**ENTRIES SHOWN:**
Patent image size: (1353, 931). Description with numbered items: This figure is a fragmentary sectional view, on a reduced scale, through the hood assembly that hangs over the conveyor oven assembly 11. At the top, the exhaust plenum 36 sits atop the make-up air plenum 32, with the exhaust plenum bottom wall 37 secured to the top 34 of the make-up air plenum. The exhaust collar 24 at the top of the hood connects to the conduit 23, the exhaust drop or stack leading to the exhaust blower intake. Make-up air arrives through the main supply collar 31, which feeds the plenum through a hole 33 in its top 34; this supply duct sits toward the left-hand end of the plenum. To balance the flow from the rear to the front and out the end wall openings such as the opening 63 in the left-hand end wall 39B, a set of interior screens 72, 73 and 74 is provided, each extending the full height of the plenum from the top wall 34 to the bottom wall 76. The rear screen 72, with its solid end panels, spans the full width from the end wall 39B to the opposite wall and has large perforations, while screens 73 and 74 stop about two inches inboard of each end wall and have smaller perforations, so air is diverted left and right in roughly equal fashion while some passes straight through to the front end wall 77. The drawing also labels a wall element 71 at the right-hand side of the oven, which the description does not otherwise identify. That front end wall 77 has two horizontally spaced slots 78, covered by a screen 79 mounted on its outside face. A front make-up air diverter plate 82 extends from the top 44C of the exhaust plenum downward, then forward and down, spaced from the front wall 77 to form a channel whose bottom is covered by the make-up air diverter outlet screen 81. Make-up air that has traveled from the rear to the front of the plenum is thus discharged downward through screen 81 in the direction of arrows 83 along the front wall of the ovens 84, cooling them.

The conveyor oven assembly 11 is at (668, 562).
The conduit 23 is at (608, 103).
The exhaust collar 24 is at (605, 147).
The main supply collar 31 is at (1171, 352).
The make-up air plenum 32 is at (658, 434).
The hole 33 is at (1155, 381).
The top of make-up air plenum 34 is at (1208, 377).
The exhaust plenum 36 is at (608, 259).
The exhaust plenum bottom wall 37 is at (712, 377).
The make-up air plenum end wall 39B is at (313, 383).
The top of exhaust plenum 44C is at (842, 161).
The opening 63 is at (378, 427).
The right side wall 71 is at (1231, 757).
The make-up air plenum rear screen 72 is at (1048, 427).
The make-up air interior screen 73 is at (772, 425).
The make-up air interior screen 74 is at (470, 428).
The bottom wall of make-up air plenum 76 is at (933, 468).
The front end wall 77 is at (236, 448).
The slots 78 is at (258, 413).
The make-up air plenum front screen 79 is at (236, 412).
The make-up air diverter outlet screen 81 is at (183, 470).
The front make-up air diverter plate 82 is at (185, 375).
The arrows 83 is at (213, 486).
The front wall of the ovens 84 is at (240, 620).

**SET TASK:**
Render the material above as a JSON array of strings, with one string per line and blank lines omitted.

**TASK ANSWER:**
[
  "Patent image size: (1353, 931). Description with numbered items: This figure is a fragmentary sectional view, on a reduced scale, through the hood assembly that hangs over the conveyor oven assembly 11. At the top, the exhaust plenum 36 sits atop the make-up air plenum 32, with the exhaust plenum bottom wall 37 secured to the top 34 of the make-up air plenum. The exhaust collar 24 at the top of the hood connects to the conduit 23, the exhaust drop or stack leading to the exhaust blower intake. Make-up air arrives through the main supply collar 31, which feeds the plenum through a hole 33 in its top 34; this supply duct sits toward the left-hand end of the plenum. To balance the flow from the rear to the front and out the end wall openings such as the opening 63 in the left-hand end wall 39B, a set of interior screens 72, 73 and 74 is provided, each extending the full height of the plenum from the top wall 34 to the bottom wall 76. The rear screen 72, with its solid end panels, spans the full width from the end wall 39B to the opposite wall and has large perforations, while screens 73 and 74 stop about two inches inboard of each end wall and have smaller perforations, so air is diverted left and right in roughly equal fashion while some passes straight through to the front end wall 77. The drawing also labels a wall element 71 at the right-hand side of the oven, which the description does not otherwise identify. That front end wall 77 has two horizontally spaced slots 78, covered by a screen 79 mounted on its outside face. A front make-up air diverter plate 82 extends from the top 44C of the exhaust plenum downward, then forward and down, spaced from the front wall 77 to form a channel whose bottom is covered by the make-up air diverter outlet screen 81. Make-up air that has traveled from the rear to the front of the plenum is thus discharged downward through screen 81 in the direction of arrows 83 along the front wall of the ovens 84, cooling them.",
  "The conveyor oven assembly 11 is at (668, 562).",
  "The conduit 23 is at (608, 103).",
  "The exhaust collar 24 is at (605, 147).",
  "The main supply collar 31 is at (1171, 352).",
  "The make-up air plenum 32 is at (658, 434).",
  "The hole 33 is at (1155, 381).",
  "The top of make-up air plenum 34 is at (1208, 377).",
  "The exhaust plenum 36 is at (608, 259).",
  "The exhaust plenum bottom wall 37 is at (712, 377).",
  "The make-up air plenum end wall 39B is at (313, 383).",
  "The top of exhaust plenum 44C is at (842, 161).",
  "The opening 63 is at (378, 427).",
  "The right side wall 71 is at (1231, 757).",
  "The make-up air plenum rear screen 72 is at (1048, 427).",
  "The make-up air interior screen 73 is at (772, 425).",
  "The make-up air interior screen 74 is at (470, 428).",
  "The bottom wall of make-up air plenum 76 is at (933, 468).",
  "The front end wall 77 is at (236, 448).",
  "The slots 78 is at (258, 413).",
  "The make-up air plenum front screen 79 is at (236, 412).",
  "The make-up air diverter outlet screen 81 is at (183, 470).",
  "The front make-up air diverter plate 82 is at (185, 375).",
  "The arrows 83 is at (213, 486).",
  "The front wall of the ovens 84 is at (240, 620)."
]